• EXERCISE GOAL: How many lines in these records hold the string "username"? State only that number.

(Stored entries)
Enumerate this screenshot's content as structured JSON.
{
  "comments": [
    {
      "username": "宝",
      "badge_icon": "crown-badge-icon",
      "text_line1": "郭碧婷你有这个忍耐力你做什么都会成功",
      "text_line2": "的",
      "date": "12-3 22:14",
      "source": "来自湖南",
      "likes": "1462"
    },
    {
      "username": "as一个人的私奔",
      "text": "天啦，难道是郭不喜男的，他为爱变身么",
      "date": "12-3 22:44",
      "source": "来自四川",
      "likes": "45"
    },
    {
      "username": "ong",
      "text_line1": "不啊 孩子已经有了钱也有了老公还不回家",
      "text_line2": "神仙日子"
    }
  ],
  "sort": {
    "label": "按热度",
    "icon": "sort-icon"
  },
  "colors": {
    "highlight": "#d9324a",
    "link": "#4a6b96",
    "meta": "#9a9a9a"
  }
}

==

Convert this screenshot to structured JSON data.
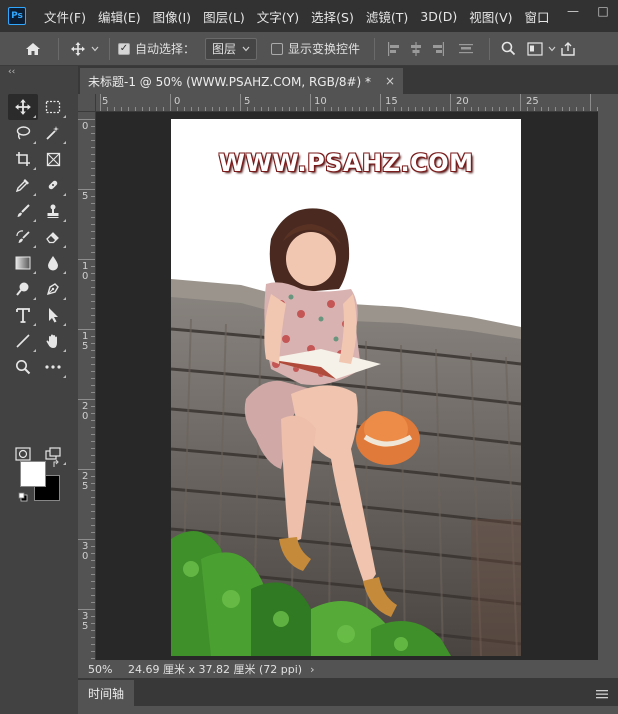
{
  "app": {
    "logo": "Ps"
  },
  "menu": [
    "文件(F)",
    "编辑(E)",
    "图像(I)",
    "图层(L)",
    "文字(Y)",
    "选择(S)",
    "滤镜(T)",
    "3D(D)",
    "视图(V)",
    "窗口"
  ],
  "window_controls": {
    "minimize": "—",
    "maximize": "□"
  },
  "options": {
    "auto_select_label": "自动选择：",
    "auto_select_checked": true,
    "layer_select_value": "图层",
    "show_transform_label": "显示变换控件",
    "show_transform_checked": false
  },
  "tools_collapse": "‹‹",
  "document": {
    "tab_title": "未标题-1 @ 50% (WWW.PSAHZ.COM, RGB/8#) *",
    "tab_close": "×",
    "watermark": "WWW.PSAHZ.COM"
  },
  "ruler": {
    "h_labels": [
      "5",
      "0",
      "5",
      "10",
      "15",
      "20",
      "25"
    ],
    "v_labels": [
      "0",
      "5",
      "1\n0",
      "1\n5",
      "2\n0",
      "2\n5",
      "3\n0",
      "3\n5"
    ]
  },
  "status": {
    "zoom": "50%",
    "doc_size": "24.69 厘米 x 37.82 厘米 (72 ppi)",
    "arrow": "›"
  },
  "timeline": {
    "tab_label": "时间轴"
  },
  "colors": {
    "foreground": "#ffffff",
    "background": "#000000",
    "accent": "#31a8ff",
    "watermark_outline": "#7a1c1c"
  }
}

• FULL ANSWER: 3